* Task description: Select every line containing the word "title" from the material, and copy those lines.

* Available records:
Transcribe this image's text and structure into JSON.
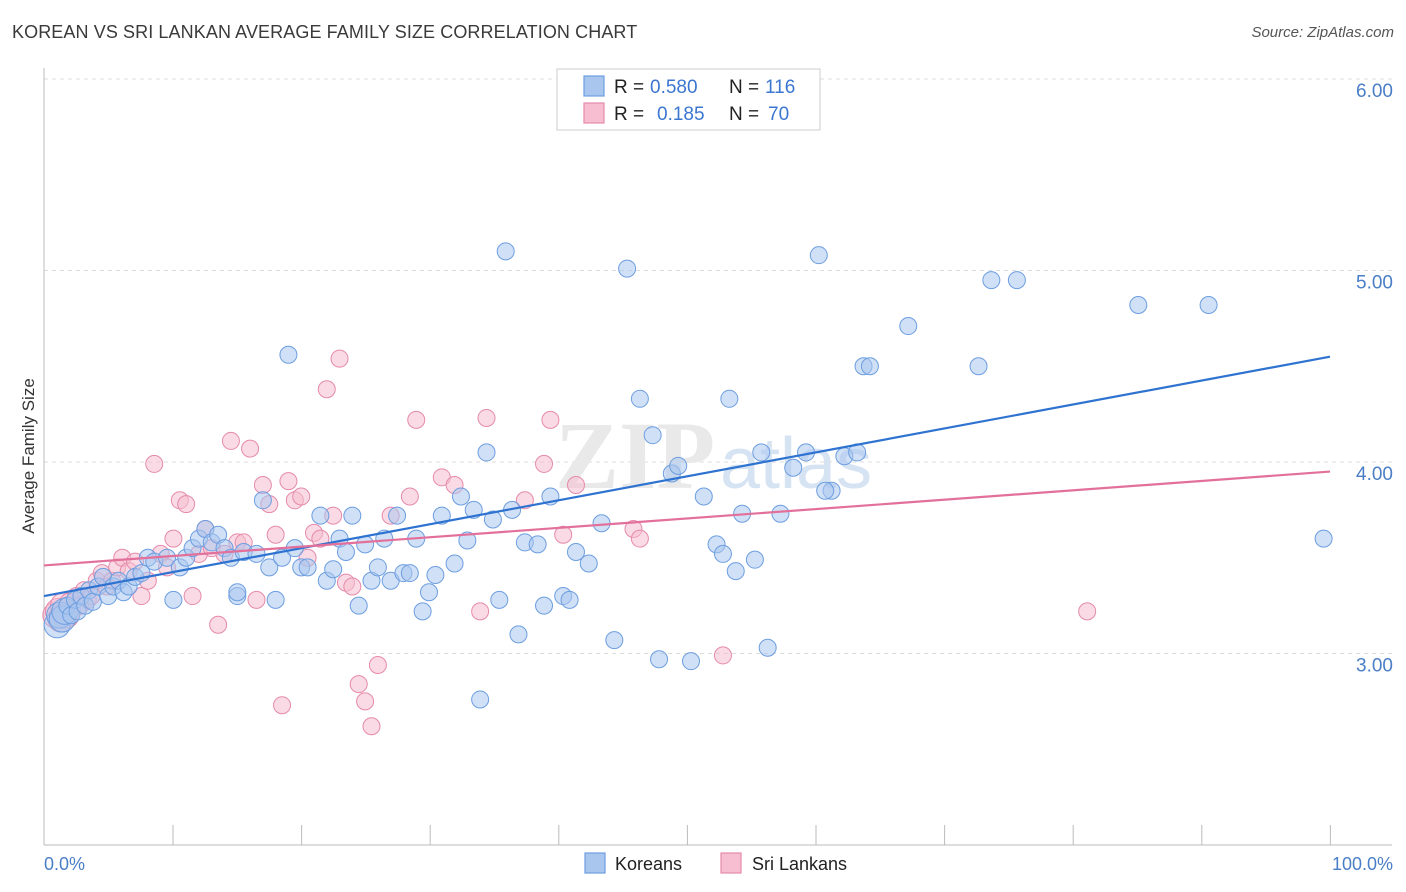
{
  "title": "KOREAN VS SRI LANKAN AVERAGE FAMILY SIZE CORRELATION CHART",
  "source": "Source: ZipAtlas.com",
  "watermark": "ZIPatlas",
  "colors": {
    "korean_fill": "#a9c6ef",
    "korean_stroke": "#6d9ee0",
    "korean_line": "#2f73d1",
    "srilankan_fill": "#f6bed0",
    "srilankan_stroke": "#e58aab",
    "srilankan_line": "#e2709a",
    "tick_label": "#4a7ec7",
    "grid": "#dcdcdc"
  },
  "legend": {
    "r_label": "R =",
    "n_label": "N =",
    "rows": [
      {
        "series": "Koreans",
        "r": "0.580",
        "n": "116"
      },
      {
        "series": "Sri Lankans",
        "r": "0.185",
        "n": "70"
      }
    ]
  },
  "chart_data": {
    "type": "scatter",
    "title": "KOREAN VS SRI LANKAN AVERAGE FAMILY SIZE CORRELATION CHART",
    "xlabel": "",
    "ylabel": "Average Family Size",
    "xlim": [
      0,
      100
    ],
    "ylim": [
      2.0,
      6.1
    ],
    "x_tick_labels": [
      "0.0%",
      "100.0%"
    ],
    "y_ticks": [
      3.0,
      4.0,
      5.0,
      6.0
    ],
    "y_tick_labels": [
      "3.00",
      "4.00",
      "5.00",
      "6.00"
    ],
    "grid": true,
    "legend_placement": "bottom-center",
    "series": [
      {
        "name": "Koreans",
        "trend": {
          "x": [
            0,
            100
          ],
          "y": [
            3.3,
            4.55
          ]
        },
        "points": [
          [
            0.4,
            3.15
          ],
          [
            0.6,
            3.2
          ],
          [
            0.8,
            3.18
          ],
          [
            1.0,
            3.22
          ],
          [
            1.2,
            3.25
          ],
          [
            1.5,
            3.2
          ],
          [
            1.8,
            3.28
          ],
          [
            2.0,
            3.22
          ],
          [
            2.3,
            3.3
          ],
          [
            2.6,
            3.25
          ],
          [
            2.9,
            3.33
          ],
          [
            3.2,
            3.27
          ],
          [
            3.6,
            3.35
          ],
          [
            4.0,
            3.4
          ],
          [
            4.4,
            3.3
          ],
          [
            4.8,
            3.35
          ],
          [
            5.2,
            3.38
          ],
          [
            5.6,
            3.32
          ],
          [
            6.0,
            3.35
          ],
          [
            6.5,
            3.4
          ],
          [
            7.0,
            3.42
          ],
          [
            7.5,
            3.5
          ],
          [
            8.0,
            3.48
          ],
          [
            9.0,
            3.5
          ],
          [
            9.5,
            3.28
          ],
          [
            10.0,
            3.45
          ],
          [
            10.5,
            3.5
          ],
          [
            11.0,
            3.55
          ],
          [
            11.5,
            3.6
          ],
          [
            12.0,
            3.65
          ],
          [
            12.5,
            3.58
          ],
          [
            13.0,
            3.62
          ],
          [
            13.5,
            3.55
          ],
          [
            14.0,
            3.5
          ],
          [
            14.5,
            3.3
          ],
          [
            15.0,
            3.53
          ],
          [
            16.0,
            3.52
          ],
          [
            16.5,
            3.8
          ],
          [
            17.0,
            3.45
          ],
          [
            17.5,
            3.28
          ],
          [
            18.0,
            3.5
          ],
          [
            18.5,
            4.56
          ],
          [
            19.0,
            3.55
          ],
          [
            19.5,
            3.45
          ],
          [
            20.0,
            3.45
          ],
          [
            21.0,
            3.72
          ],
          [
            21.5,
            3.38
          ],
          [
            22.0,
            3.44
          ],
          [
            22.5,
            3.6
          ],
          [
            23.0,
            3.53
          ],
          [
            23.5,
            3.72
          ],
          [
            24.0,
            3.25
          ],
          [
            24.5,
            3.57
          ],
          [
            25.0,
            3.38
          ],
          [
            25.5,
            3.45
          ],
          [
            26.0,
            3.6
          ],
          [
            26.5,
            3.38
          ],
          [
            27.0,
            3.72
          ],
          [
            27.5,
            3.42
          ],
          [
            28.0,
            3.42
          ],
          [
            28.5,
            3.6
          ],
          [
            29.0,
            3.22
          ],
          [
            29.5,
            3.32
          ],
          [
            30.0,
            3.41
          ],
          [
            30.5,
            3.72
          ],
          [
            31.5,
            3.47
          ],
          [
            32.0,
            3.82
          ],
          [
            32.5,
            3.59
          ],
          [
            33.0,
            3.75
          ],
          [
            33.5,
            2.76
          ],
          [
            34.0,
            4.05
          ],
          [
            34.5,
            3.7
          ],
          [
            35.0,
            3.28
          ],
          [
            35.5,
            5.1
          ],
          [
            36.0,
            3.75
          ],
          [
            36.5,
            3.1
          ],
          [
            37.0,
            3.58
          ],
          [
            38.0,
            3.57
          ],
          [
            38.5,
            3.25
          ],
          [
            39.0,
            3.82
          ],
          [
            40.0,
            3.3
          ],
          [
            40.5,
            3.28
          ],
          [
            41.0,
            3.53
          ],
          [
            42.0,
            3.47
          ],
          [
            43.0,
            3.68
          ],
          [
            44.0,
            3.07
          ],
          [
            45.0,
            5.01
          ],
          [
            46.0,
            4.33
          ],
          [
            47.0,
            4.14
          ],
          [
            47.5,
            2.97
          ],
          [
            48.5,
            3.94
          ],
          [
            49.0,
            3.98
          ],
          [
            50.0,
            2.96
          ],
          [
            51.0,
            3.82
          ],
          [
            52.0,
            3.57
          ],
          [
            52.5,
            3.52
          ],
          [
            53.0,
            4.33
          ],
          [
            53.5,
            3.43
          ],
          [
            54.0,
            3.73
          ],
          [
            55.0,
            3.49
          ],
          [
            55.5,
            4.05
          ],
          [
            56.0,
            3.03
          ],
          [
            57.0,
            3.73
          ],
          [
            58.0,
            3.97
          ],
          [
            59.0,
            4.05
          ],
          [
            60.0,
            5.08
          ],
          [
            61.0,
            3.85
          ],
          [
            62.0,
            4.03
          ],
          [
            63.0,
            4.05
          ],
          [
            63.5,
            4.5
          ],
          [
            64.0,
            4.5
          ],
          [
            67.0,
            4.71
          ],
          [
            72.5,
            4.5
          ],
          [
            73.5,
            4.95
          ],
          [
            75.5,
            4.95
          ],
          [
            85.0,
            4.82
          ],
          [
            90.5,
            4.82
          ],
          [
            99.5,
            3.6
          ],
          [
            60.5,
            3.85
          ],
          [
            14.5,
            3.32
          ]
        ]
      },
      {
        "name": "Sri Lankans",
        "trend": {
          "x": [
            0,
            100
          ],
          "y": [
            3.46,
            3.95
          ]
        },
        "points": [
          [
            0.3,
            3.2
          ],
          [
            0.5,
            3.22
          ],
          [
            0.7,
            3.18
          ],
          [
            0.9,
            3.25
          ],
          [
            1.1,
            3.2
          ],
          [
            1.3,
            3.27
          ],
          [
            1.6,
            3.22
          ],
          [
            1.9,
            3.3
          ],
          [
            2.2,
            3.25
          ],
          [
            2.5,
            3.33
          ],
          [
            2.8,
            3.28
          ],
          [
            3.1,
            3.3
          ],
          [
            3.5,
            3.38
          ],
          [
            3.9,
            3.42
          ],
          [
            4.3,
            3.35
          ],
          [
            4.7,
            3.38
          ],
          [
            5.1,
            3.45
          ],
          [
            5.5,
            3.5
          ],
          [
            6.0,
            3.43
          ],
          [
            6.5,
            3.48
          ],
          [
            7.0,
            3.3
          ],
          [
            7.5,
            3.38
          ],
          [
            8.0,
            3.99
          ],
          [
            8.5,
            3.52
          ],
          [
            9.0,
            3.45
          ],
          [
            9.5,
            3.6
          ],
          [
            10.0,
            3.8
          ],
          [
            10.5,
            3.78
          ],
          [
            11.0,
            3.3
          ],
          [
            11.5,
            3.52
          ],
          [
            12.0,
            3.65
          ],
          [
            12.5,
            3.55
          ],
          [
            13.0,
            3.15
          ],
          [
            13.5,
            3.52
          ],
          [
            14.0,
            4.11
          ],
          [
            14.5,
            3.58
          ],
          [
            15.0,
            3.58
          ],
          [
            15.5,
            4.07
          ],
          [
            16.0,
            3.28
          ],
          [
            16.5,
            3.88
          ],
          [
            17.0,
            3.78
          ],
          [
            17.5,
            3.62
          ],
          [
            18.0,
            2.73
          ],
          [
            18.5,
            3.9
          ],
          [
            19.0,
            3.8
          ],
          [
            19.5,
            3.82
          ],
          [
            20.0,
            3.5
          ],
          [
            20.5,
            3.63
          ],
          [
            21.0,
            3.6
          ],
          [
            21.5,
            4.38
          ],
          [
            22.0,
            3.72
          ],
          [
            22.5,
            4.54
          ],
          [
            23.0,
            3.37
          ],
          [
            23.5,
            3.35
          ],
          [
            24.0,
            2.84
          ],
          [
            24.5,
            2.75
          ],
          [
            25.0,
            2.62
          ],
          [
            25.5,
            2.94
          ],
          [
            26.5,
            3.72
          ],
          [
            28.0,
            3.82
          ],
          [
            28.5,
            4.22
          ],
          [
            30.5,
            3.92
          ],
          [
            31.5,
            3.88
          ],
          [
            33.5,
            3.22
          ],
          [
            34.0,
            4.23
          ],
          [
            37.0,
            3.8
          ],
          [
            38.5,
            3.99
          ],
          [
            39.0,
            4.22
          ],
          [
            40.0,
            3.62
          ],
          [
            41.0,
            3.88
          ],
          [
            45.5,
            3.65
          ],
          [
            46.0,
            3.6
          ],
          [
            52.5,
            2.99
          ],
          [
            81.0,
            3.22
          ]
        ]
      }
    ]
  },
  "bottom_legend": [
    {
      "label": "Koreans"
    },
    {
      "label": "Sri Lankans"
    }
  ]
}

* Exercise output:
  "title": "KOREAN VS SRI LANKAN AVERAGE FAMILY SIZE CORRELATION CHART",
    "title": "KOREAN VS SRI LANKAN AVERAGE FAMILY SIZE CORRELATION CHART",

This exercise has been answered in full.